▸ **What you should do**
Search the material for the string "CHFJPY", then report how many lines hold it, with no other text.

▸ **Provided data**
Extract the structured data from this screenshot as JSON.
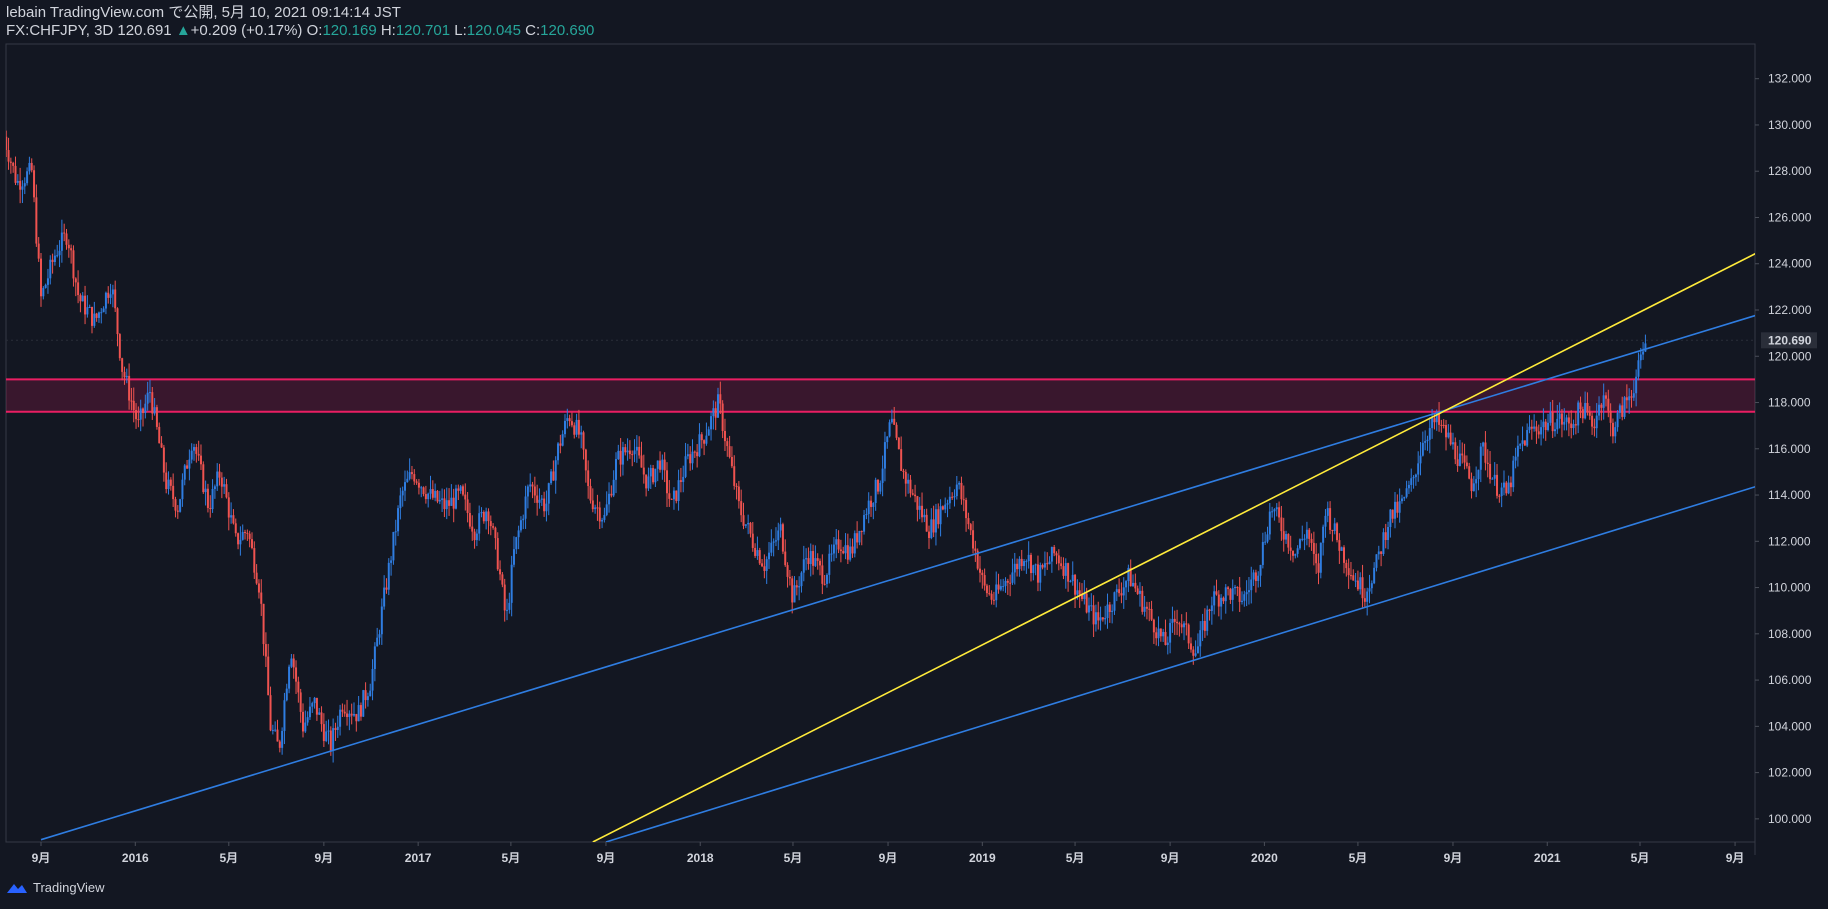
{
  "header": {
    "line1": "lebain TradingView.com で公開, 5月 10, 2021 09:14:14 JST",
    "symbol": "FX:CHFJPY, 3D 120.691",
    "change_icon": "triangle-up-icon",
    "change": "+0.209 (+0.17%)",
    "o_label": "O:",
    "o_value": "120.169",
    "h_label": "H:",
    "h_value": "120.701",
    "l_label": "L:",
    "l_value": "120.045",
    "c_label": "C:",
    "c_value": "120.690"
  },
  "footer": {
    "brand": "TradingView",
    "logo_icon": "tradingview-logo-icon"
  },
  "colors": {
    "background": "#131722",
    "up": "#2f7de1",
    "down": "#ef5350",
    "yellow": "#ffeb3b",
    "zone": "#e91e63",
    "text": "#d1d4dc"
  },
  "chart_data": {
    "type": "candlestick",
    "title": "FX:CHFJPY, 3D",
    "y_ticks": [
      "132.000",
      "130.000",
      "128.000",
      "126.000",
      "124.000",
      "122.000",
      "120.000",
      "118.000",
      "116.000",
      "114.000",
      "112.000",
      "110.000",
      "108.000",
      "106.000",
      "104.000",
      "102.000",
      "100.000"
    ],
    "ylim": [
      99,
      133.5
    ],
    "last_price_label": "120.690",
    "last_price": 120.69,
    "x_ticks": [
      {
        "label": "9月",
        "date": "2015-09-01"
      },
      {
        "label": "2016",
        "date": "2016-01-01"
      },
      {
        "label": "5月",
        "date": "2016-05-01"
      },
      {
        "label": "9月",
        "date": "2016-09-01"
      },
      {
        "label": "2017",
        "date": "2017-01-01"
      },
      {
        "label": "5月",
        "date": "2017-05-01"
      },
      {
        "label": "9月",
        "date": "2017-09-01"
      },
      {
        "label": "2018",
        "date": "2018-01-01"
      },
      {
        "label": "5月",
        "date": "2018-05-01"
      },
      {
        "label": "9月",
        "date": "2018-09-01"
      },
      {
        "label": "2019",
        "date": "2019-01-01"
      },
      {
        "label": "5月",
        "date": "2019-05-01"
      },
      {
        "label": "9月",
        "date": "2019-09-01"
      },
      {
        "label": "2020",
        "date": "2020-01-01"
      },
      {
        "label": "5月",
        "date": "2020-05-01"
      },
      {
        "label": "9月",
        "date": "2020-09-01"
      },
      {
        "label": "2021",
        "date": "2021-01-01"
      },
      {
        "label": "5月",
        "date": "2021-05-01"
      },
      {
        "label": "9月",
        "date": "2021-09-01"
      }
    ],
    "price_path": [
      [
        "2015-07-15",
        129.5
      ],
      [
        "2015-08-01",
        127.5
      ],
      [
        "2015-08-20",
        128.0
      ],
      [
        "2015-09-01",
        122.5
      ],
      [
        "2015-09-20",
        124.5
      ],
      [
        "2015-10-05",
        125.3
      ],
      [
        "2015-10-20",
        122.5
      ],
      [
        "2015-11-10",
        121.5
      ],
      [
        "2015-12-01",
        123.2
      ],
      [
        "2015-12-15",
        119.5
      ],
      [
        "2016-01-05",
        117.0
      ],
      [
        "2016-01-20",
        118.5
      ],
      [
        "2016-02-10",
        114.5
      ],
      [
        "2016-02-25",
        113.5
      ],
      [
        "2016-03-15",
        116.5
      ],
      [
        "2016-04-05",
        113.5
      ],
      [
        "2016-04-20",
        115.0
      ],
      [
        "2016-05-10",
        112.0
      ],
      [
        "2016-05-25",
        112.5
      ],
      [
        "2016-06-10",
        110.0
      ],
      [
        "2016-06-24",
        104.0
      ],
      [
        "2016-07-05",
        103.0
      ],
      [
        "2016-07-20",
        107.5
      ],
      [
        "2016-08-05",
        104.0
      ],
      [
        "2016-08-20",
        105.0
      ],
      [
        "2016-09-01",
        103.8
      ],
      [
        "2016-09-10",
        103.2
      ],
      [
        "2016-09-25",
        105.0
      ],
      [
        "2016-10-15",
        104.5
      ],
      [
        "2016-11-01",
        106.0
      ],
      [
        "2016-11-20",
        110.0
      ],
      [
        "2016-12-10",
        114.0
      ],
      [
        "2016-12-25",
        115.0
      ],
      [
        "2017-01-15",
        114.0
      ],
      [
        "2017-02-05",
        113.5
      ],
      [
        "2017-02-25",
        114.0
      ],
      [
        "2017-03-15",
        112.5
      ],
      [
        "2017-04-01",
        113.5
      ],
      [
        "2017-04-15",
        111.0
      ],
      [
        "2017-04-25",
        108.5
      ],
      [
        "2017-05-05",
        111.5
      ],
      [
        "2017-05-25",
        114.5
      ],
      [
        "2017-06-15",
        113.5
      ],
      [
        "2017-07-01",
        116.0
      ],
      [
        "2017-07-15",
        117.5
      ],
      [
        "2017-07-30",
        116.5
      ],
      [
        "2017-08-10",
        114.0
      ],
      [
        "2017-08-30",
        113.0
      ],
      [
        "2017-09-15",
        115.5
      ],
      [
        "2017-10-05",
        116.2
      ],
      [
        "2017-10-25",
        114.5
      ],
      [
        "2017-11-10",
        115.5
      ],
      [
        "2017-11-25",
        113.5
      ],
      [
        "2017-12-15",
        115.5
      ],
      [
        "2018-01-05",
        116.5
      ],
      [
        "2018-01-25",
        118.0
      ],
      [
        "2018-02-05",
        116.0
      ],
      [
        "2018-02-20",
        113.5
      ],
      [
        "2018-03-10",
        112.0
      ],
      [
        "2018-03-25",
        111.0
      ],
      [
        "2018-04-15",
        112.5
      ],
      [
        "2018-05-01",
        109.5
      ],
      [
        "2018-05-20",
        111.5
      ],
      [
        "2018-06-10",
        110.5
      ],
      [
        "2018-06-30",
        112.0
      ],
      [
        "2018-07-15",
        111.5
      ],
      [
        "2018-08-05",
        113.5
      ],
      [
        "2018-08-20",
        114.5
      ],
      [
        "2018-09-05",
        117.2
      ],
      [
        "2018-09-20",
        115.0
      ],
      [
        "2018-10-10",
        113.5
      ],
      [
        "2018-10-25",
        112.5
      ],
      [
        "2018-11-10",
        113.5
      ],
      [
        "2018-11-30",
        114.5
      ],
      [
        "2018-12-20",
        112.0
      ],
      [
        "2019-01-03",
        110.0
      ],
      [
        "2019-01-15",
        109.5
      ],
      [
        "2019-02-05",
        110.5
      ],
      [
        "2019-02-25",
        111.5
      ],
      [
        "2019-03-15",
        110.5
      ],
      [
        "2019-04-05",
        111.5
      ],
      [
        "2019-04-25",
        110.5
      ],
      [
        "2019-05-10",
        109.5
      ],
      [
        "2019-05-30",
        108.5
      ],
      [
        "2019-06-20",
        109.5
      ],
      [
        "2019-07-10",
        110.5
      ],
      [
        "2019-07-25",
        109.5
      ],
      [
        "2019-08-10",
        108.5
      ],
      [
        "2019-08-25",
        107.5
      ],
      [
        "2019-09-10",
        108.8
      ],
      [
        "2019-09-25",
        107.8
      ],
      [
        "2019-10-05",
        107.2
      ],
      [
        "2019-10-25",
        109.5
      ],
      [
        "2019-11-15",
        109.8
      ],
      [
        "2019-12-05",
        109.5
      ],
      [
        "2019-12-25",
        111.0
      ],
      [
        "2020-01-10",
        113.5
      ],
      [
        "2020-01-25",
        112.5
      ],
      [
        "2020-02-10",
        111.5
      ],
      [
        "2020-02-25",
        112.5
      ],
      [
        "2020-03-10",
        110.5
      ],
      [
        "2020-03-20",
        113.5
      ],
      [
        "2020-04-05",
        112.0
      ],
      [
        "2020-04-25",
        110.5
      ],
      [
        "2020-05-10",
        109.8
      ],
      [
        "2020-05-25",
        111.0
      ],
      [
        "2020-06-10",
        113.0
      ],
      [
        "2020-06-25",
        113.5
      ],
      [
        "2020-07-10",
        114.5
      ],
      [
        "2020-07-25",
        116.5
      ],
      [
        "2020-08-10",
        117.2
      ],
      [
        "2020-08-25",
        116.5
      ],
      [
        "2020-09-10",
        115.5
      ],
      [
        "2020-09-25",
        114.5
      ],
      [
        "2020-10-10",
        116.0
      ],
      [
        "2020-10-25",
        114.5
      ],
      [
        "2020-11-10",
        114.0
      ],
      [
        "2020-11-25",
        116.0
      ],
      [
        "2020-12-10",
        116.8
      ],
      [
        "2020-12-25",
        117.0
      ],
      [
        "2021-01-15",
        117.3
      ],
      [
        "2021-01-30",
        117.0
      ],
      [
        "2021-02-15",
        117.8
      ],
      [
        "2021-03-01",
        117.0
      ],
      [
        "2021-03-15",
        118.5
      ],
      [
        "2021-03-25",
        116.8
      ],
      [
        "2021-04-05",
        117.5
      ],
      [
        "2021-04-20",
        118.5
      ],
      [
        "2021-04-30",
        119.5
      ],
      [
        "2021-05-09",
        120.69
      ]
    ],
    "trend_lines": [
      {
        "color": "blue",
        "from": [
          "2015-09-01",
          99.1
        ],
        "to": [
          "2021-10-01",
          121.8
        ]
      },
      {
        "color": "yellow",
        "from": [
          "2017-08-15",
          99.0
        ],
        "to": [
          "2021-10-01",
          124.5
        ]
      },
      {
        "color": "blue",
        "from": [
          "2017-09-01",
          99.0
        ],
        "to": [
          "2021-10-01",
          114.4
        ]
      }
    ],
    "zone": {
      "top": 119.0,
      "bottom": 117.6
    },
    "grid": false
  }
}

▸ **Solved exercise**
2